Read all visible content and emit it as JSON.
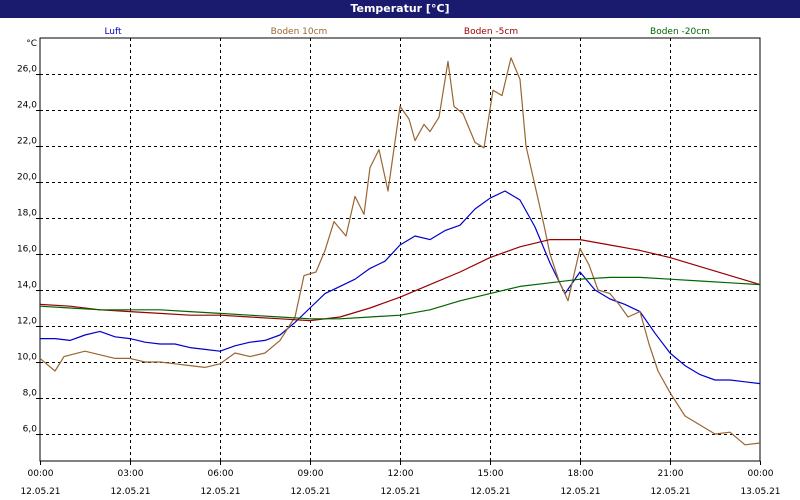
{
  "window": {
    "title": "Temperatur [°C]"
  },
  "chart_data": {
    "type": "line",
    "title": "Temperatur [°C]",
    "ylabel": "°C",
    "xlim": [
      0,
      24
    ],
    "ylim": [
      4.5,
      28
    ],
    "grid": true,
    "legend_placement": "top",
    "yticks": [
      {
        "v": 6,
        "label": "6,0"
      },
      {
        "v": 8,
        "label": "8,0"
      },
      {
        "v": 10,
        "label": "10,0"
      },
      {
        "v": 12,
        "label": "12,0"
      },
      {
        "v": 14,
        "label": "14,0"
      },
      {
        "v": 16,
        "label": "16,0"
      },
      {
        "v": 18,
        "label": "18,0"
      },
      {
        "v": 20,
        "label": "20,0"
      },
      {
        "v": 22,
        "label": "22,0"
      },
      {
        "v": 24,
        "label": "24,0"
      },
      {
        "v": 26,
        "label": "26,0"
      }
    ],
    "xticks": [
      {
        "v": 0,
        "time": "00:00",
        "date": "12.05.21"
      },
      {
        "v": 3,
        "time": "03:00",
        "date": "12.05.21"
      },
      {
        "v": 6,
        "time": "06:00",
        "date": "12.05.21"
      },
      {
        "v": 9,
        "time": "09:00",
        "date": "12.05.21"
      },
      {
        "v": 12,
        "time": "12:00",
        "date": "12.05.21"
      },
      {
        "v": 15,
        "time": "15:00",
        "date": "12.05.21"
      },
      {
        "v": 18,
        "time": "18:00",
        "date": "12.05.21"
      },
      {
        "v": 21,
        "time": "21:00",
        "date": "12.05.21"
      },
      {
        "v": 24,
        "time": "00:00",
        "date": "13.05.21"
      }
    ],
    "series": [
      {
        "name": "Luft",
        "color": "#0000cc",
        "points": [
          [
            0,
            11.3
          ],
          [
            0.5,
            11.3
          ],
          [
            1,
            11.2
          ],
          [
            1.5,
            11.5
          ],
          [
            2,
            11.7
          ],
          [
            2.5,
            11.4
          ],
          [
            3,
            11.3
          ],
          [
            3.5,
            11.1
          ],
          [
            4,
            11.0
          ],
          [
            4.5,
            11.0
          ],
          [
            5,
            10.8
          ],
          [
            5.5,
            10.7
          ],
          [
            6,
            10.6
          ],
          [
            6.5,
            10.9
          ],
          [
            7,
            11.1
          ],
          [
            7.5,
            11.2
          ],
          [
            8,
            11.5
          ],
          [
            8.5,
            12.2
          ],
          [
            9,
            13.0
          ],
          [
            9.5,
            13.8
          ],
          [
            10,
            14.2
          ],
          [
            10.5,
            14.6
          ],
          [
            11,
            15.2
          ],
          [
            11.5,
            15.6
          ],
          [
            12,
            16.5
          ],
          [
            12.5,
            17.0
          ],
          [
            13,
            16.8
          ],
          [
            13.5,
            17.3
          ],
          [
            14,
            17.6
          ],
          [
            14.5,
            18.5
          ],
          [
            15,
            19.1
          ],
          [
            15.5,
            19.5
          ],
          [
            16,
            19.0
          ],
          [
            16.5,
            17.5
          ],
          [
            17,
            15.5
          ],
          [
            17.5,
            13.8
          ],
          [
            18,
            15.0
          ],
          [
            18.5,
            14.0
          ],
          [
            19,
            13.5
          ],
          [
            19.5,
            13.2
          ],
          [
            20,
            12.8
          ],
          [
            20.5,
            11.6
          ],
          [
            21,
            10.5
          ],
          [
            21.5,
            9.8
          ],
          [
            22,
            9.3
          ],
          [
            22.5,
            9.0
          ],
          [
            23,
            9.0
          ],
          [
            23.5,
            8.9
          ],
          [
            24,
            8.8
          ]
        ]
      },
      {
        "name": "Boden 10cm",
        "color": "#996633",
        "points": [
          [
            0,
            10.2
          ],
          [
            0.5,
            9.5
          ],
          [
            0.8,
            10.3
          ],
          [
            1.5,
            10.6
          ],
          [
            2,
            10.4
          ],
          [
            2.5,
            10.2
          ],
          [
            3,
            10.2
          ],
          [
            3.5,
            10.0
          ],
          [
            4,
            10.0
          ],
          [
            4.5,
            9.9
          ],
          [
            5,
            9.8
          ],
          [
            5.5,
            9.7
          ],
          [
            6,
            9.9
          ],
          [
            6.5,
            10.5
          ],
          [
            7,
            10.3
          ],
          [
            7.5,
            10.5
          ],
          [
            8,
            11.2
          ],
          [
            8.5,
            12.5
          ],
          [
            8.8,
            14.8
          ],
          [
            9.2,
            15.0
          ],
          [
            9.5,
            16.2
          ],
          [
            9.8,
            17.8
          ],
          [
            10.2,
            17.0
          ],
          [
            10.5,
            19.2
          ],
          [
            10.8,
            18.2
          ],
          [
            11,
            20.8
          ],
          [
            11.3,
            21.8
          ],
          [
            11.6,
            19.5
          ],
          [
            12,
            24.2
          ],
          [
            12.3,
            23.5
          ],
          [
            12.5,
            22.3
          ],
          [
            12.8,
            23.2
          ],
          [
            13,
            22.8
          ],
          [
            13.3,
            23.6
          ],
          [
            13.6,
            26.7
          ],
          [
            13.8,
            24.2
          ],
          [
            14.1,
            23.8
          ],
          [
            14.5,
            22.2
          ],
          [
            14.8,
            21.9
          ],
          [
            15.1,
            25.1
          ],
          [
            15.4,
            24.8
          ],
          [
            15.7,
            26.9
          ],
          [
            16,
            25.7
          ],
          [
            16.2,
            22.0
          ],
          [
            16.5,
            19.8
          ],
          [
            16.8,
            17.6
          ],
          [
            17,
            16.0
          ],
          [
            17.3,
            14.5
          ],
          [
            17.6,
            13.4
          ],
          [
            18,
            16.3
          ],
          [
            18.3,
            15.4
          ],
          [
            18.6,
            14.0
          ],
          [
            19,
            13.8
          ],
          [
            19.3,
            13.2
          ],
          [
            19.6,
            12.5
          ],
          [
            20,
            12.8
          ],
          [
            20.3,
            11.0
          ],
          [
            20.6,
            9.5
          ],
          [
            21,
            8.3
          ],
          [
            21.5,
            7.0
          ],
          [
            22,
            6.5
          ],
          [
            22.5,
            6.0
          ],
          [
            23,
            6.1
          ],
          [
            23.5,
            5.4
          ],
          [
            24,
            5.5
          ]
        ]
      },
      {
        "name": "Boden -5cm",
        "color": "#990000",
        "points": [
          [
            0,
            13.2
          ],
          [
            1,
            13.1
          ],
          [
            2,
            12.9
          ],
          [
            3,
            12.8
          ],
          [
            4,
            12.7
          ],
          [
            5,
            12.6
          ],
          [
            6,
            12.6
          ],
          [
            7,
            12.5
          ],
          [
            8,
            12.4
          ],
          [
            9,
            12.3
          ],
          [
            10,
            12.5
          ],
          [
            11,
            13.0
          ],
          [
            12,
            13.6
          ],
          [
            13,
            14.3
          ],
          [
            14,
            15.0
          ],
          [
            15,
            15.8
          ],
          [
            16,
            16.4
          ],
          [
            17,
            16.8
          ],
          [
            18,
            16.8
          ],
          [
            19,
            16.5
          ],
          [
            20,
            16.2
          ],
          [
            21,
            15.8
          ],
          [
            22,
            15.3
          ],
          [
            23,
            14.8
          ],
          [
            24,
            14.3
          ]
        ]
      },
      {
        "name": "Boden -20cm",
        "color": "#006600",
        "points": [
          [
            0,
            13.1
          ],
          [
            1,
            13.0
          ],
          [
            2,
            12.9
          ],
          [
            3,
            12.9
          ],
          [
            4,
            12.9
          ],
          [
            5,
            12.8
          ],
          [
            6,
            12.7
          ],
          [
            7,
            12.6
          ],
          [
            8,
            12.5
          ],
          [
            9,
            12.4
          ],
          [
            10,
            12.4
          ],
          [
            11,
            12.5
          ],
          [
            12,
            12.6
          ],
          [
            13,
            12.9
          ],
          [
            14,
            13.4
          ],
          [
            15,
            13.8
          ],
          [
            16,
            14.2
          ],
          [
            17,
            14.4
          ],
          [
            18,
            14.6
          ],
          [
            19,
            14.7
          ],
          [
            20,
            14.7
          ],
          [
            21,
            14.6
          ],
          [
            22,
            14.5
          ],
          [
            23,
            14.4
          ],
          [
            24,
            14.3
          ]
        ]
      }
    ]
  }
}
········
_Set task_
Working from the listing above, pick out every line that has "color" and copy it.

_Correct answer_
        "color": "#0000cc",
        "color": "#996633",
        "color": "#990000",
        "color": "#006600",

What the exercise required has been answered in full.